**課題 1**.
文書本文のうち、「データマーケティング部門の6割がエンジニア」を含む語句から書き始め、「基盤システムを管理している。」で書き終える部分を、一字一句変えずに書き写してもらえますか？

**文書本文**.

データマーケティング部門の6割がエンジニア

 2000年の創業以来、BtoB向けに間接資材を販売する通販サイトとして急成長を続けるMonotaRO(モノタロウ)。同社の強みはエンジニアだけでなく非エンジニアも高いITスキルを保持しており、データを徹底的に活用したマーケティングを実践してきたことにある。

 その中心を担うデータマーケティング部門のミッションは、顧客との様々なタッチポイントに対してデータドリブンなマーケティングを行い最適な体験を届けて売上を最大化することと、データドリブンな施策を会社全体で実現していくためにECサイトを含めた各種のシステム基盤の開発・運用を行うことの2点だ。

 在庫システムや物流をはじめとする基幹システムはIT部門が担っているが、データマーケティング部門は顧客体験に関わるECサイトそのものやデジタルマーケティング接点の他、データを分析やマーケティング施策に活用しやすい形で蓄積する、データ分析基盤システムを管理している。

 なお、驚くべきことに約90名が在籍するデータマーケティング部門の実に約6割がエンジニアで、残りがマーケター、データサイエンティストとUI/UXデザイナーだ。

**処理データ**.
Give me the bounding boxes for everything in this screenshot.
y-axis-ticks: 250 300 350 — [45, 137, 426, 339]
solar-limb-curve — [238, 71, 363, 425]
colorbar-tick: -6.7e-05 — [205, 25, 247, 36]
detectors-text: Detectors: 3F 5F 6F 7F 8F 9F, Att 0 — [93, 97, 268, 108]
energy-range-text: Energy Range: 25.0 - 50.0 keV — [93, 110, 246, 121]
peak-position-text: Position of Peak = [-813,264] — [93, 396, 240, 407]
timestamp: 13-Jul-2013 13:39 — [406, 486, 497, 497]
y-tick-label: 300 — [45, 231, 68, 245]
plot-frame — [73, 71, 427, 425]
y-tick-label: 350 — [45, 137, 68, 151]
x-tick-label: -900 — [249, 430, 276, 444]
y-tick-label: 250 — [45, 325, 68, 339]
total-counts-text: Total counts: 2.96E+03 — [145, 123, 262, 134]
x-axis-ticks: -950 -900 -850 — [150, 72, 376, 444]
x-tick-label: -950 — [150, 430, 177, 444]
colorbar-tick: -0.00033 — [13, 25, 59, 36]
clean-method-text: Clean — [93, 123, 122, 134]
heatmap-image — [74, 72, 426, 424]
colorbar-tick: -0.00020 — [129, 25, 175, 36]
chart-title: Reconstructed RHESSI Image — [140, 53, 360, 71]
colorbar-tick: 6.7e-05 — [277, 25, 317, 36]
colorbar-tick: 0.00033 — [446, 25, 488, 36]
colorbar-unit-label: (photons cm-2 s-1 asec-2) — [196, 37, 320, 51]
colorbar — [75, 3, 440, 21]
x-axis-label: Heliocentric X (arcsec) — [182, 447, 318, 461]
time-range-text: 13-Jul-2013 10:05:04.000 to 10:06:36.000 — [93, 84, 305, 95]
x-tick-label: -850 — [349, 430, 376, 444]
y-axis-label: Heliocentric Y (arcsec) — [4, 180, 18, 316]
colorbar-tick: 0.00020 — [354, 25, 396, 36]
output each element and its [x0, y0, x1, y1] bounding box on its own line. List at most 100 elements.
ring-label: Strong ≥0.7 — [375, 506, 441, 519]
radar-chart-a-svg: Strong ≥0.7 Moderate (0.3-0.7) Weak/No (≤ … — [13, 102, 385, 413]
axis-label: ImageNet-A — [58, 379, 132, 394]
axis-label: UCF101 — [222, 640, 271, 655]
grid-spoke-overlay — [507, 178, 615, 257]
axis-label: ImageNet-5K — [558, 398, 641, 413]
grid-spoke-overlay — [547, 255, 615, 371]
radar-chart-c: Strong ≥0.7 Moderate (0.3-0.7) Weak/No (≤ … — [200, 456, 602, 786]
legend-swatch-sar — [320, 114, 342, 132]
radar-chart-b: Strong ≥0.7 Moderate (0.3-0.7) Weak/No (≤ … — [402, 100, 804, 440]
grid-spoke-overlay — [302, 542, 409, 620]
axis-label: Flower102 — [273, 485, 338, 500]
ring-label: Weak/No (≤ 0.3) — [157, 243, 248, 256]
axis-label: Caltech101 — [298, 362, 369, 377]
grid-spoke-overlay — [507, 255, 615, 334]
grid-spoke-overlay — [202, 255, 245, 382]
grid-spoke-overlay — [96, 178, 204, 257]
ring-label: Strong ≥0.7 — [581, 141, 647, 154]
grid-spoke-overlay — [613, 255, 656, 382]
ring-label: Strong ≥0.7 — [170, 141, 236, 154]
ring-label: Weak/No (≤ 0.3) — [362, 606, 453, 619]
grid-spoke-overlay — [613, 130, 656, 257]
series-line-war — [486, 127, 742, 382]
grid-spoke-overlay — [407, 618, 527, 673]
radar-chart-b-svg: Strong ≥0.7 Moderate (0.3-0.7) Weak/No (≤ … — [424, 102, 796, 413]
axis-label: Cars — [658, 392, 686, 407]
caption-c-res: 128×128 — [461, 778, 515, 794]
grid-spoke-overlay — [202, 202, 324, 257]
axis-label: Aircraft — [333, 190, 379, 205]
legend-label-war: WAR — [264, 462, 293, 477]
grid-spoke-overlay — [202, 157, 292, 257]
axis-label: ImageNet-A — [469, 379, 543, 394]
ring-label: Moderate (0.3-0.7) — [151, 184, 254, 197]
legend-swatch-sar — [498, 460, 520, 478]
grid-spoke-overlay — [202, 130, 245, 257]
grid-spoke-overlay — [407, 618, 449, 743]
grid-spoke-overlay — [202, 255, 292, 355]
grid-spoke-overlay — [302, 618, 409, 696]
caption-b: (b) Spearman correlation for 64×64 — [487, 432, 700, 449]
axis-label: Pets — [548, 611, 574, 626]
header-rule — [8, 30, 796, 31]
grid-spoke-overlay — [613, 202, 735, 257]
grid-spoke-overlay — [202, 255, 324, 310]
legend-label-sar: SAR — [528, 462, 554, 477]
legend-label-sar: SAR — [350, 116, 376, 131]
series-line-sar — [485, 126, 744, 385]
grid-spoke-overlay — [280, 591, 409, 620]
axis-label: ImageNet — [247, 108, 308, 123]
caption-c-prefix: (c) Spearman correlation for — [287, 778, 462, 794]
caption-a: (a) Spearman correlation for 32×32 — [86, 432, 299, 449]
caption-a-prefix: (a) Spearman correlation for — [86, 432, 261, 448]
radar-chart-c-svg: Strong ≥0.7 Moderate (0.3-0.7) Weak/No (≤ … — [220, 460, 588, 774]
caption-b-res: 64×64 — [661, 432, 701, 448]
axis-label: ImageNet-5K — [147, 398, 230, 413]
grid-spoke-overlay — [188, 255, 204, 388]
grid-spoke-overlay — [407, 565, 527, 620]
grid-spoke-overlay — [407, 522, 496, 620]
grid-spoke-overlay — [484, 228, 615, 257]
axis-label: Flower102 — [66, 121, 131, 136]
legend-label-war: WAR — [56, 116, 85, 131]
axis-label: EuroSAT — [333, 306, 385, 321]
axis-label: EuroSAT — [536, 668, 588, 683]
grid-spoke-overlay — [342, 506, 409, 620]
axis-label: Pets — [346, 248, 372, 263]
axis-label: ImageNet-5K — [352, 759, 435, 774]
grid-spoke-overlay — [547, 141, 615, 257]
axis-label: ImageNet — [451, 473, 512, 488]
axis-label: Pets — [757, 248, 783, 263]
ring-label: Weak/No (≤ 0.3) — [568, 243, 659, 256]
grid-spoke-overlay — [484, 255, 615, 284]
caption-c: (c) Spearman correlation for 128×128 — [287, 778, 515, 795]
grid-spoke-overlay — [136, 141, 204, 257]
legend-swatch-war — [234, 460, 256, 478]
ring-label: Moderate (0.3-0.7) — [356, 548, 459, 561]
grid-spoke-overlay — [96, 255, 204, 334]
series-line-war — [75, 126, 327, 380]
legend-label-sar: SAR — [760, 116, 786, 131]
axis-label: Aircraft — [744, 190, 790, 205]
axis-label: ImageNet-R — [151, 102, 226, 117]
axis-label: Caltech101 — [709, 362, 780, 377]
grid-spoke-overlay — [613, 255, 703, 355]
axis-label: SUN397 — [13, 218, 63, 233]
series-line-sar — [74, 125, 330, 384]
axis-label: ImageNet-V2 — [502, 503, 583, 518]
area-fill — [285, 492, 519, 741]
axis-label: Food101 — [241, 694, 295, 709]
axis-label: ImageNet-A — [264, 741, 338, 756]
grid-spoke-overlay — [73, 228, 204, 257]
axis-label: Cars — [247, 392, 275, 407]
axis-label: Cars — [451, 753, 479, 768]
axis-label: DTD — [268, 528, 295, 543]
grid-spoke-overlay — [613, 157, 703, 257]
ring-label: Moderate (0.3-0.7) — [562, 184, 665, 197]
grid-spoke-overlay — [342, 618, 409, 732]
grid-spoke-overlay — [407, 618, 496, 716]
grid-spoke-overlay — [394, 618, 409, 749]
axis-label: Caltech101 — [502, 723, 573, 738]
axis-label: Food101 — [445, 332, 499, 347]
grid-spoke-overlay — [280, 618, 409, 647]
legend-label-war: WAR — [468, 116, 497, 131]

**課題 2**.
データの行について、先頭の行から「colorbar — [75, 3, 440, 21]」を含む行まで(両端を含む)の範囲で「colorbar-tick」を「scale-tick」に改名し、ほかは何も変えずにその範囲の行だけを示してもらえますか？

**解答 1**.
データマーケティング部門の6割がエンジニア

 2000年の創業以来、BtoB向けに間接資材を販売する通販サイトとして急成長を続けるMonotaRO(モノタロウ)。同社の強みはエンジニアだけでなく非エンジニアも高いITスキルを保持しており、データを徹底的に活用したマーケティングを実践してきたことにある。

 その中心を担うデータマーケティング部門のミッションは、顧客との様々なタッチポイントに対してデータドリブンなマーケティングを行い最適な体験を届けて売上を最大化することと、データドリブンな施策を会社全体で実現していくためにECサイトを含めた各種のシステム基盤の開発・運用を行うことの2点だ。

 在庫システムや物流をはじめとする基幹システムはIT部門が担っているが、データマーケティング部門は顧客体験に関わるECサイトそのものやデジタルマーケティング接点の他、データを分析やマーケティング施策に活用しやすい形で蓄積する、データ分析基盤システムを管理している。

**解答 2**.
Give me the bounding boxes for everything in this screenshot.
y-axis-ticks: 250 300 350 — [45, 137, 426, 339]
solar-limb-curve — [238, 71, 363, 425]
scale-tick: -6.7e-05 — [205, 25, 247, 36]
detectors-text: Detectors: 3F 5F 6F 7F 8F 9F, Att 0 — [93, 97, 268, 108]
energy-range-text: Energy Range: 25.0 - 50.0 keV — [93, 110, 246, 121]
peak-position-text: Position of Peak = [-813,264] — [93, 396, 240, 407]
timestamp: 13-Jul-2013 13:39 — [406, 486, 497, 497]
y-tick-label: 300 — [45, 231, 68, 245]
plot-frame — [73, 71, 427, 425]
y-tick-label: 350 — [45, 137, 68, 151]
x-tick-label: -900 — [249, 430, 276, 444]
y-tick-label: 250 — [45, 325, 68, 339]
total-counts-text: Total counts: 2.96E+03 — [145, 123, 262, 134]
x-axis-ticks: -950 -900 -850 — [150, 72, 376, 444]
x-tick-label: -950 — [150, 430, 177, 444]
scale-tick: -0.00033 — [13, 25, 59, 36]
clean-method-text: Clean — [93, 123, 122, 134]
heatmap-image — [74, 72, 426, 424]
scale-tick: -0.00020 — [129, 25, 175, 36]
chart-title: Reconstructed RHESSI Image — [140, 53, 360, 71]
scale-tick: 6.7e-05 — [277, 25, 317, 36]
scale-tick: 0.00033 — [446, 25, 488, 36]
colorbar-unit-label: (photons cm-2 s-1 asec-2) — [196, 37, 320, 51]
colorbar — [75, 3, 440, 21]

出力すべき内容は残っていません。